_Your goal:_
Exactly reproduce each line of the listing that follows.

** START OF Available records **

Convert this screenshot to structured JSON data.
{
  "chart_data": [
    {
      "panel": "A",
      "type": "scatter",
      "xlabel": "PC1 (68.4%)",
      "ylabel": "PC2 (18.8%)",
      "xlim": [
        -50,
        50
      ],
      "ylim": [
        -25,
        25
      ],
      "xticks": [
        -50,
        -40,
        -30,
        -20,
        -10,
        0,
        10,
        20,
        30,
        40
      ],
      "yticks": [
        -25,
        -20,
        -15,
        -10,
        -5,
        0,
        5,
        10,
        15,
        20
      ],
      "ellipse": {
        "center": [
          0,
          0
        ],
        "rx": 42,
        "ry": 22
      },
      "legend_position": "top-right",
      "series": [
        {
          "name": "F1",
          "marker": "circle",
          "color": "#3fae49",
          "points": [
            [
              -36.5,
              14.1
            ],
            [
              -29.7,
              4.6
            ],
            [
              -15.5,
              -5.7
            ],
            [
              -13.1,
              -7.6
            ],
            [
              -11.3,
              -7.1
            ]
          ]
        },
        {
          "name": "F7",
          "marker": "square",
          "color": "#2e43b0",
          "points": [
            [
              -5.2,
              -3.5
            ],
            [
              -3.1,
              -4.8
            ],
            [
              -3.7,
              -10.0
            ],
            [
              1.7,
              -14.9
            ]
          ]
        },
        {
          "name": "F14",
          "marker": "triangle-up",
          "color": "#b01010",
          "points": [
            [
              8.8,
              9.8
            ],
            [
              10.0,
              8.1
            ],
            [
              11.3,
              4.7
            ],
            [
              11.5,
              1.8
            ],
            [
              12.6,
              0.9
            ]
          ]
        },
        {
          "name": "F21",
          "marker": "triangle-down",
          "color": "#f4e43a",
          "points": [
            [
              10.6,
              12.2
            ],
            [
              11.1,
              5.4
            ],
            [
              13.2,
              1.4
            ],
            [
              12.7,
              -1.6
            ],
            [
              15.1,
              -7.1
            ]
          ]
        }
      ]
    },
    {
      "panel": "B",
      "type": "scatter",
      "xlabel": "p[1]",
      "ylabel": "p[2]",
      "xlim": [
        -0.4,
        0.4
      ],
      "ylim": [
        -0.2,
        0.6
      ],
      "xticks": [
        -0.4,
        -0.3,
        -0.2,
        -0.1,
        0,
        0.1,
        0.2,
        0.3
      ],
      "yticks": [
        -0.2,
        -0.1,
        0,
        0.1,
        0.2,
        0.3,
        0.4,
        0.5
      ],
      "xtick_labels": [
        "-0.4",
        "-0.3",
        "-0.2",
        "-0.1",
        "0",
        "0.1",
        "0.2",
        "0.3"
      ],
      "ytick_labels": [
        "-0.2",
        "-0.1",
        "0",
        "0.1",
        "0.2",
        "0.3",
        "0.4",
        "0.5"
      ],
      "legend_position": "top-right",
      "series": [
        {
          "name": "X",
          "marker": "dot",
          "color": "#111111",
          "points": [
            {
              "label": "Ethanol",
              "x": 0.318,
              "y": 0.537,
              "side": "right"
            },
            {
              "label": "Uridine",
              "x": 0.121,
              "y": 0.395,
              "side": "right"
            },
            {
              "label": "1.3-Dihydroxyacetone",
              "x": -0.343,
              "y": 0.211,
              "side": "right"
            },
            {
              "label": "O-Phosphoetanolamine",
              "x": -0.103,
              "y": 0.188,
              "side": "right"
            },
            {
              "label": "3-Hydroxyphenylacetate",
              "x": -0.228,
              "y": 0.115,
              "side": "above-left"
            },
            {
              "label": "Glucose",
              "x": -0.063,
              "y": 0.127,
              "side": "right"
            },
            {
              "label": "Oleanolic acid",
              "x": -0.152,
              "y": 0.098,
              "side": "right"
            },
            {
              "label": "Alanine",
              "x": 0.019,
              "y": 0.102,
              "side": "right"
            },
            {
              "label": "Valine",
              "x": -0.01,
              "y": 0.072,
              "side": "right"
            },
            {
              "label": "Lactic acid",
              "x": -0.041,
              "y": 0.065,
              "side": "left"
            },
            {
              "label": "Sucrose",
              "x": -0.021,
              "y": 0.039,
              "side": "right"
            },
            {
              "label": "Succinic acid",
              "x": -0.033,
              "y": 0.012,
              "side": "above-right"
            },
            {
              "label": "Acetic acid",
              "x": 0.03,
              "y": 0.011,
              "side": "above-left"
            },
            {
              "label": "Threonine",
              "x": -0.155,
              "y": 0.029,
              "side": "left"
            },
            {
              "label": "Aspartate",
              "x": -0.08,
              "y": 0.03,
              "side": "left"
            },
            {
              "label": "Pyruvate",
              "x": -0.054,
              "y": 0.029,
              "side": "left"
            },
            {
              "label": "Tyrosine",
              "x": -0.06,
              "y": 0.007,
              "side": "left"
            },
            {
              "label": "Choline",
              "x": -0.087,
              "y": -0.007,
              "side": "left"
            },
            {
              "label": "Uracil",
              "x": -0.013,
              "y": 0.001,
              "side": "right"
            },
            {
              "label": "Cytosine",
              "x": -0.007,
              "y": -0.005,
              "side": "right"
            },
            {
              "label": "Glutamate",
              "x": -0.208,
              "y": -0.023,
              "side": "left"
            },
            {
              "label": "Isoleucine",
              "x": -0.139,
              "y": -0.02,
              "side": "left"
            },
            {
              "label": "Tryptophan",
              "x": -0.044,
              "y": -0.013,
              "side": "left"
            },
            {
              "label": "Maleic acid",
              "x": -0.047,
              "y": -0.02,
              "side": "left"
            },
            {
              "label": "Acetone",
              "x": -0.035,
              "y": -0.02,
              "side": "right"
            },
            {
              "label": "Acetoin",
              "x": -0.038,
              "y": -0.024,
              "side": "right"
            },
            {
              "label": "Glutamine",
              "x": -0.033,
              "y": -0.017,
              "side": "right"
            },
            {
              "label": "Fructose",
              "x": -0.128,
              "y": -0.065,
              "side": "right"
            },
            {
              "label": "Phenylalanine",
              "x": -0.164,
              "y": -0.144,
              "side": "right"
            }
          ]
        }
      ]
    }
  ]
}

** END OF Available records **

_Problem solution:_
Convert this screenshot to structured JSON data.
{
  "chart_data": [
    {
      "panel": "A",
      "type": "scatter",
      "xlabel": "PC1 (68.4%)",
      "ylabel": "PC2 (18.8%)",
      "xlim": [
        -50,
        50
      ],
      "ylim": [
        -25,
        25
      ],
      "xticks": [
        -50,
        -40,
        -30,
        -20,
        -10,
        0,
        10,
        20,
        30,
        40
      ],
      "yticks": [
        -25,
        -20,
        -15,
        -10,
        -5,
        0,
        5,
        10,
        15,
        20
      ],
      "ellipse": {
        "center": [
          0,
          0
        ],
        "rx": 42,
        "ry": 22
      },
      "legend_position": "top-right",
      "series": [
        {
          "name": "F1",
          "marker": "circle",
          "color": "#3fae49",
          "points": [
            [
              -36.5,
              14.1
            ],
            [
              -29.7,
              4.6
            ],
            [
              -15.5,
              -5.7
            ],
            [
              -13.1,
              -7.6
            ],
            [
              -11.3,
              -7.1
            ]
          ]
        },
        {
          "name": "F7",
          "marker": "square",
          "color": "#2e43b0",
          "points": [
            [
              -5.2,
              -3.5
            ],
            [
              -3.1,
              -4.8
            ],
            [
              -3.7,
              -10.0
            ],
            [
              1.7,
              -14.9
            ]
          ]
        },
        {
          "name": "F14",
          "marker": "triangle-up",
          "color": "#b01010",
          "points": [
            [
              8.8,
              9.8
            ],
            [
              10.0,
              8.1
            ],
            [
              11.3,
              4.7
            ],
            [
              11.5,
              1.8
            ],
            [
              12.6,
              0.9
            ]
          ]
        },
        {
          "name": "F21",
          "marker": "triangle-down",
          "color": "#f4e43a",
          "points": [
            [
              10.6,
              12.2
            ],
            [
              11.1,
              5.4
            ],
            [
              13.2,
              1.4
            ],
            [
              12.7,
              -1.6
            ],
            [
              15.1,
              -7.1
            ]
          ]
        }
      ]
    },
    {
      "panel": "B",
      "type": "scatter",
      "xlabel": "p[1]",
      "ylabel": "p[2]",
      "xlim": [
        -0.4,
        0.4
      ],
      "ylim": [
        -0.2,
        0.6
      ],
      "xticks": [
        -0.4,
        -0.3,
        -0.2,
        -0.1,
        0,
        0.1,
        0.2,
        0.3
      ],
      "yticks": [
        -0.2,
        -0.1,
        0,
        0.1,
        0.2,
        0.3,
        0.4,
        0.5
      ],
      "xtick_labels": [
        "-0.4",
        "-0.3",
        "-0.2",
        "-0.1",
        "0",
        "0.1",
        "0.2",
        "0.3"
      ],
      "ytick_labels": [
        "-0.2",
        "-0.1",
        "0",
        "0.1",
        "0.2",
        "0.3",
        "0.4",
        "0.5"
      ],
      "legend_position": "top-right",
      "series": [
        {
          "name": "X",
          "marker": "dot",
          "color": "#111111",
          "points": [
            {
              "label": "Ethanol",
              "x": 0.318,
              "y": 0.537,
              "side": "right"
            },
            {
              "label": "Uridine",
              "x": 0.121,
              "y": 0.395,
              "side": "right"
            },
            {
              "label": "1.3-Dihydroxyacetone",
              "x": -0.343,
              "y": 0.211,
              "side": "right"
            },
            {
              "label": "O-Phosphoetanolamine",
              "x": -0.103,
              "y": 0.188,
              "side": "right"
            },
            {
              "label": "3-Hydroxyphenylacetate",
              "x": -0.228,
              "y": 0.115,
              "side": "above-left"
            },
            {
              "label": "Glucose",
              "x": -0.063,
              "y": 0.127,
              "side": "right"
            },
            {
              "label": "Oleanolic acid",
              "x": -0.152,
              "y": 0.098,
              "side": "right"
            },
            {
              "label": "Alanine",
              "x": 0.019,
              "y": 0.102,
              "side": "right"
            },
            {
              "label": "Valine",
              "x": -0.01,
              "y": 0.072,
              "side": "right"
            },
            {
              "label": "Lactic acid",
              "x": -0.041,
              "y": 0.065,
              "side": "left"
            },
            {
              "label": "Sucrose",
              "x": -0.021,
              "y": 0.039,
              "side": "right"
            },
            {
              "label": "Succinic acid",
              "x": -0.033,
              "y": 0.012,
              "side": "above-right"
            },
            {
              "label": "Acetic acid",
              "x": 0.03,
              "y": 0.011,
              "side": "above-left"
            },
            {
              "label": "Threonine",
              "x": -0.155,
              "y": 0.029,
              "side": "left"
            },
            {
              "label": "Aspartate",
              "x": -0.08,
              "y": 0.03,
              "side": "left"
            },
            {
              "label": "Pyruvate",
              "x": -0.054,
              "y": 0.029,
              "side": "left"
            },
            {
              "label": "Tyrosine",
              "x": -0.06,
              "y": 0.007,
              "side": "left"
            },
            {
              "label": "Choline",
              "x": -0.087,
              "y": -0.007,
              "side": "left"
            },
            {
              "label": "Uracil",
              "x": -0.013,
              "y": 0.001,
              "side": "right"
            },
            {
              "label": "Cytosine",
              "x": -0.007,
              "y": -0.005,
              "side": "right"
            },
            {
              "label": "Glutamate",
              "x": -0.208,
              "y": -0.023,
              "side": "left"
            },
            {
              "label": "Isoleucine",
              "x": -0.139,
              "y": -0.02,
              "side": "left"
            },
            {
              "label": "Tryptophan",
              "x": -0.044,
              "y": -0.013,
              "side": "left"
            },
            {
              "label": "Maleic acid",
              "x": -0.047,
              "y": -0.02,
              "side": "left"
            },
            {
              "label": "Acetone",
              "x": -0.035,
              "y": -0.02,
              "side": "right"
            },
            {
              "label": "Acetoin",
              "x": -0.038,
              "y": -0.024,
              "side": "right"
            },
            {
              "label": "Glutamine",
              "x": -0.033,
              "y": -0.017,
              "side": "right"
            },
            {
              "label": "Fructose",
              "x": -0.128,
              "y": -0.065,
              "side": "right"
            },
            {
              "label": "Phenylalanine",
              "x": -0.164,
              "y": -0.144,
              "side": "right"
            }
          ]
        }
      ]
    }
  ]
}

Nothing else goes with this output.